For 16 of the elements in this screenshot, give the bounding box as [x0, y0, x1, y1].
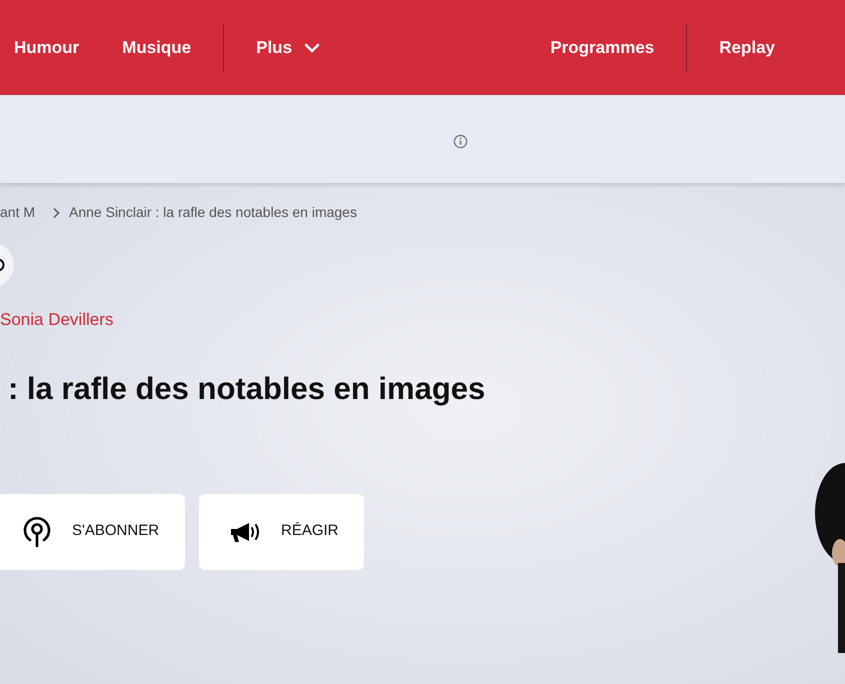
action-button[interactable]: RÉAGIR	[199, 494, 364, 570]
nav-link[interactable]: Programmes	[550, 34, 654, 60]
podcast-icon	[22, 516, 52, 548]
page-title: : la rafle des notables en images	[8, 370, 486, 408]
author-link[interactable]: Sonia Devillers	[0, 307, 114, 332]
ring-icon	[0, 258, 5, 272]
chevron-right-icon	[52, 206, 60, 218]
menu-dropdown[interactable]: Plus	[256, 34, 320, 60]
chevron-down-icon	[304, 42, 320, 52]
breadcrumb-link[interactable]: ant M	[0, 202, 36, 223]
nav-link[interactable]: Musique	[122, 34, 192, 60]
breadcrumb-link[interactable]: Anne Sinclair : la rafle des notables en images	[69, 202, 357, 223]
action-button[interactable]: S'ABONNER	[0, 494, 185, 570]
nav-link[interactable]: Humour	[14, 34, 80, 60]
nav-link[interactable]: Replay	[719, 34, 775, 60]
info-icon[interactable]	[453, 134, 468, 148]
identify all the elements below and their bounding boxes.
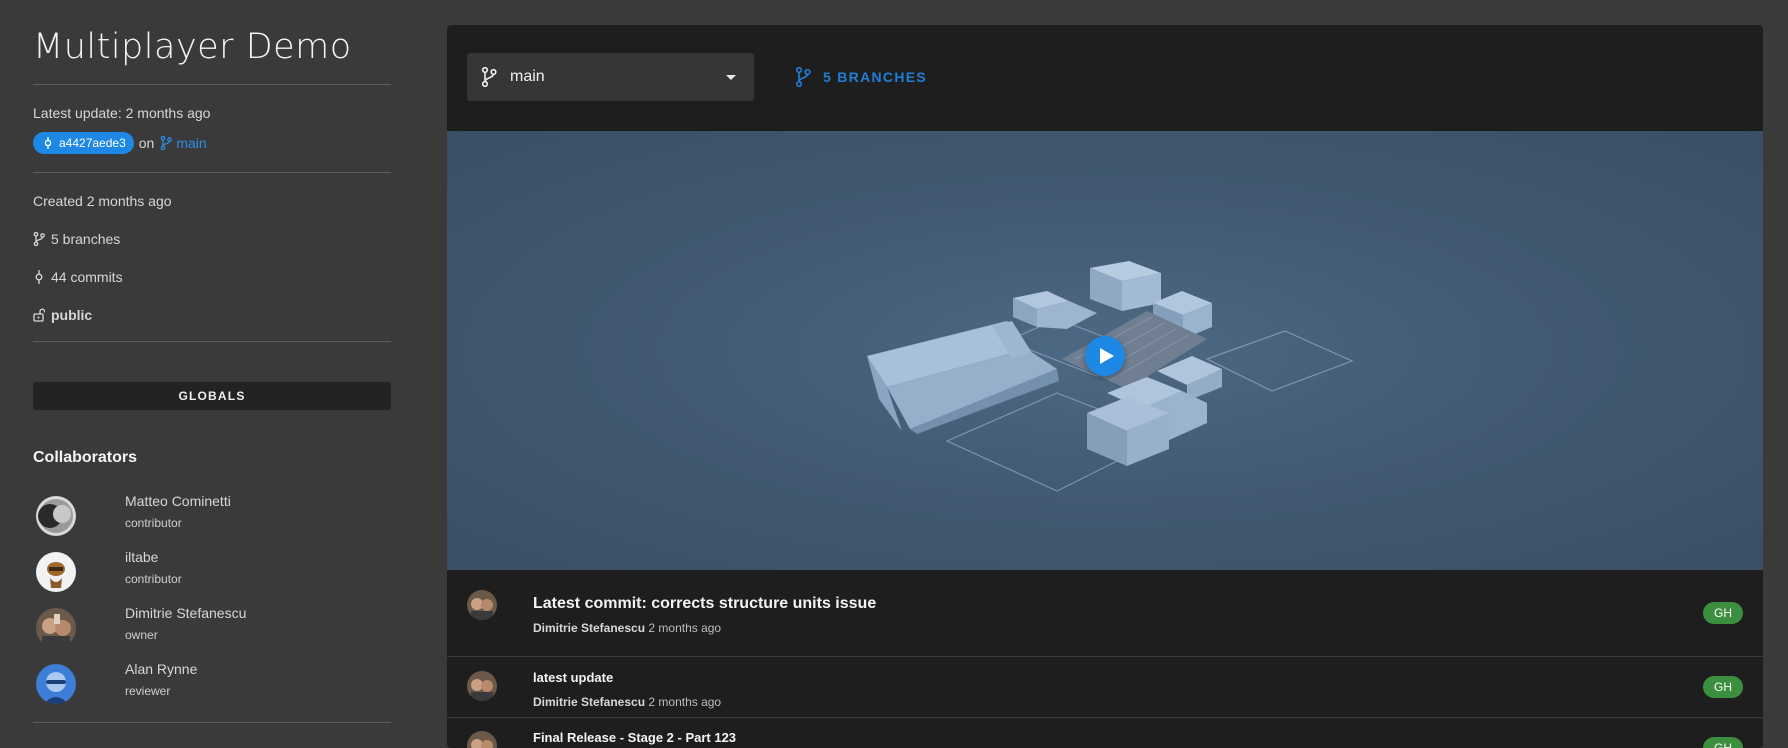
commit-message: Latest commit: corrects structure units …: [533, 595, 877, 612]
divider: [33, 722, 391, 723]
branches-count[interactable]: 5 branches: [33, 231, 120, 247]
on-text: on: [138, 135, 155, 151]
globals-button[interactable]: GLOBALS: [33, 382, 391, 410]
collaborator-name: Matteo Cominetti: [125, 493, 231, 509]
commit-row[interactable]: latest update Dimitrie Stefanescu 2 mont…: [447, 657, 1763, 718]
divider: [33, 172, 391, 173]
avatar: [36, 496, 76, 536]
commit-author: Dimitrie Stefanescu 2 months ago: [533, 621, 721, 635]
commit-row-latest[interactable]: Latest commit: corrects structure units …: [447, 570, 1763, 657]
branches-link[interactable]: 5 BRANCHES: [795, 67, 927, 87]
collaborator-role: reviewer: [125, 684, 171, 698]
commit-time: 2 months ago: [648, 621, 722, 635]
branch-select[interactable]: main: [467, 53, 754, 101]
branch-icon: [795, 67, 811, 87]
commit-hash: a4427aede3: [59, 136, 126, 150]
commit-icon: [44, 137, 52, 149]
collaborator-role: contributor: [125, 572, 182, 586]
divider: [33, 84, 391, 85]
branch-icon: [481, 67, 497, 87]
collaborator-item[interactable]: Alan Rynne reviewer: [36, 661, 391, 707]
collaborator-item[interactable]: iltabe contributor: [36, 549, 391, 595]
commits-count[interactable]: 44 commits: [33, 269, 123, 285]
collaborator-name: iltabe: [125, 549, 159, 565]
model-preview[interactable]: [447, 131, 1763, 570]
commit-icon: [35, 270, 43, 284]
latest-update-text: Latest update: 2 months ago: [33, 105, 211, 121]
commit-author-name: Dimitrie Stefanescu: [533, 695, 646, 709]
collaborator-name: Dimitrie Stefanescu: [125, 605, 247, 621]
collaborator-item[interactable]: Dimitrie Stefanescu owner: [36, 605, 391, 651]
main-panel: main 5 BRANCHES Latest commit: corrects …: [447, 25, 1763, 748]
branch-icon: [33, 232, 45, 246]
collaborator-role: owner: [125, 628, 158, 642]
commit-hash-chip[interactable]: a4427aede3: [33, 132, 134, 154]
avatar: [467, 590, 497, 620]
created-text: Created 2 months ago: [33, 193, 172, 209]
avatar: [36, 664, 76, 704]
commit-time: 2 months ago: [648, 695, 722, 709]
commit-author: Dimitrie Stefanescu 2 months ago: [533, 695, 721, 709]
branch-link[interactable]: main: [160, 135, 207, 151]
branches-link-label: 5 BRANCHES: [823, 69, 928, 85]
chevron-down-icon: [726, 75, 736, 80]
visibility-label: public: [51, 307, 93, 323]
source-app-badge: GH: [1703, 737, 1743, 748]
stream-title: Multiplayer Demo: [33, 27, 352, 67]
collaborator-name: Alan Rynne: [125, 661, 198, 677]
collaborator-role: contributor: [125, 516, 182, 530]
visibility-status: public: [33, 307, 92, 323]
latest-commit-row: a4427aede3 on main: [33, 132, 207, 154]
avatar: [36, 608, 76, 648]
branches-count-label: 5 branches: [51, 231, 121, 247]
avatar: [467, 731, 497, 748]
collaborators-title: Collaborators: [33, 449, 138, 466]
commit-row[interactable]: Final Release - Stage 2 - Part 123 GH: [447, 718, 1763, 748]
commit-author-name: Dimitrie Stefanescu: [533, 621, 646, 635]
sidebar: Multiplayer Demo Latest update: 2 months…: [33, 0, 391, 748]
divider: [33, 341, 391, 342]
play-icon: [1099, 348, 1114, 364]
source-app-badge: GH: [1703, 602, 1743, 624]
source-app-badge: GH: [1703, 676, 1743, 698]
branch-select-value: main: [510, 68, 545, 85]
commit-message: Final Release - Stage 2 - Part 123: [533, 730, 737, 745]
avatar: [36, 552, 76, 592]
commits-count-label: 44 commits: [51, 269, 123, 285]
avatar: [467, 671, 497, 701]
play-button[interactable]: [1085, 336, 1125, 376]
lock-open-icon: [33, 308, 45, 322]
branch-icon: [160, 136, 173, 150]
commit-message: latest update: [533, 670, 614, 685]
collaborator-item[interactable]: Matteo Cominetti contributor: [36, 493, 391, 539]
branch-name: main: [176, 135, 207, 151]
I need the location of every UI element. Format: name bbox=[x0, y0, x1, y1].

==

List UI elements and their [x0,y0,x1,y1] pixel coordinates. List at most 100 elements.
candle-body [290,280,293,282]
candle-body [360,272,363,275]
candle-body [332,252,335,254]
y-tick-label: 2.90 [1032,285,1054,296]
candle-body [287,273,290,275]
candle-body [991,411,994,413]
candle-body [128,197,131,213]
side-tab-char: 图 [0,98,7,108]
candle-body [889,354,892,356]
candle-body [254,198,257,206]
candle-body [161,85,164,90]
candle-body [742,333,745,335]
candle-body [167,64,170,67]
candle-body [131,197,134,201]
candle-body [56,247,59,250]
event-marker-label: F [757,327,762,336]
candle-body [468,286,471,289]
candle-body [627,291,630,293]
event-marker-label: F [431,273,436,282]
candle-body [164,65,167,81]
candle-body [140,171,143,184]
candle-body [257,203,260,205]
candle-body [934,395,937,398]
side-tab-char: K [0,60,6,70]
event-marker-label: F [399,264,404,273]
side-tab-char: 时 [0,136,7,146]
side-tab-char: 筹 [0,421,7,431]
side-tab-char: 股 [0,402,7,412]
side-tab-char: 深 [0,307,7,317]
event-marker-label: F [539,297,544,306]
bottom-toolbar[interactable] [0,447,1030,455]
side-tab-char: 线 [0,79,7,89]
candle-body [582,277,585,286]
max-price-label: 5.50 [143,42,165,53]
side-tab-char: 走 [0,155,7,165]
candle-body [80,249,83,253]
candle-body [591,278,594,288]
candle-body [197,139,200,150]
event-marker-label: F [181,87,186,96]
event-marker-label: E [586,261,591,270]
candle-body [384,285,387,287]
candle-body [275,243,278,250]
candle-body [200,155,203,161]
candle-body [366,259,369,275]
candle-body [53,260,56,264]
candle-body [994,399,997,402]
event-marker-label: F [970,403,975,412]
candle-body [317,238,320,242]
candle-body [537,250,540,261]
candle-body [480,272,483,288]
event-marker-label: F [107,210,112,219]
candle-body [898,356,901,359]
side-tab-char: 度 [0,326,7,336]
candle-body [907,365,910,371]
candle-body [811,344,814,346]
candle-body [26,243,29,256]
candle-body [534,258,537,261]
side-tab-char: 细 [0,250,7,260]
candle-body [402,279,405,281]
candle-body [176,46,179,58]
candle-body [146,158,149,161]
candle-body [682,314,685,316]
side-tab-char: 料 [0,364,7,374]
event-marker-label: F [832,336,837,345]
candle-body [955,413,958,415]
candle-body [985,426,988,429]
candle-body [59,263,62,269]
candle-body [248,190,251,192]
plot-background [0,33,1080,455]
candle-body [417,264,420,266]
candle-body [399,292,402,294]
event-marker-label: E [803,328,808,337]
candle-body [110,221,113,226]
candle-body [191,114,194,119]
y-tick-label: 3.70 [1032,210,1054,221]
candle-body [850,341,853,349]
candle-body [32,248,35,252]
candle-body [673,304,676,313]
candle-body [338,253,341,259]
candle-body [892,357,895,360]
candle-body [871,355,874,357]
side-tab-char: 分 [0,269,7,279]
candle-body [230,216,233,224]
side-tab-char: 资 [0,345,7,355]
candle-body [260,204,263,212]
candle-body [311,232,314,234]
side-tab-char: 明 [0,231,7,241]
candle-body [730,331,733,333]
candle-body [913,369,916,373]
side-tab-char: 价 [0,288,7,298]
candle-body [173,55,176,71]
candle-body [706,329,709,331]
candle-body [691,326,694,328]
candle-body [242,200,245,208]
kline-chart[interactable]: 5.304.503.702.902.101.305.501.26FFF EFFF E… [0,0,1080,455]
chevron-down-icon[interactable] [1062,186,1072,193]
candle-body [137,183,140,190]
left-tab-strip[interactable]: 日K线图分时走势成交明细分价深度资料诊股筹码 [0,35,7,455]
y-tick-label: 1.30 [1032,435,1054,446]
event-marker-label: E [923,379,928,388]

• WHAT THE TASK REQUIRES: Give the items again starting at the line containing "494, 364, 570]" and ending at the line containing "breadcrumb-link[interactable]: Anne Sinclair", renaming "nav-link" to "menu-link" and leaving everything else unchanged.

• EXERCISE RESULT:
action-button[interactable]: RÉAGIR	[199, 494, 364, 570]
menu-link[interactable]: Programmes	[550, 34, 654, 60]
podcast-icon	[22, 516, 52, 548]
page-title: : la rafle des notables en images	[8, 370, 486, 408]
author-link[interactable]: Sonia Devillers	[0, 307, 114, 332]
ring-icon	[0, 258, 5, 272]
chevron-right-icon	[52, 206, 60, 218]
menu-dropdown[interactable]: Plus	[256, 34, 320, 60]
chevron-down-icon	[304, 42, 320, 52]
breadcrumb-link[interactable]: ant M	[0, 202, 36, 223]
menu-link[interactable]: Musique	[122, 34, 192, 60]
breadcrumb-link[interactable]: Anne Sinclair : la rafle des notables en images	[69, 202, 357, 223]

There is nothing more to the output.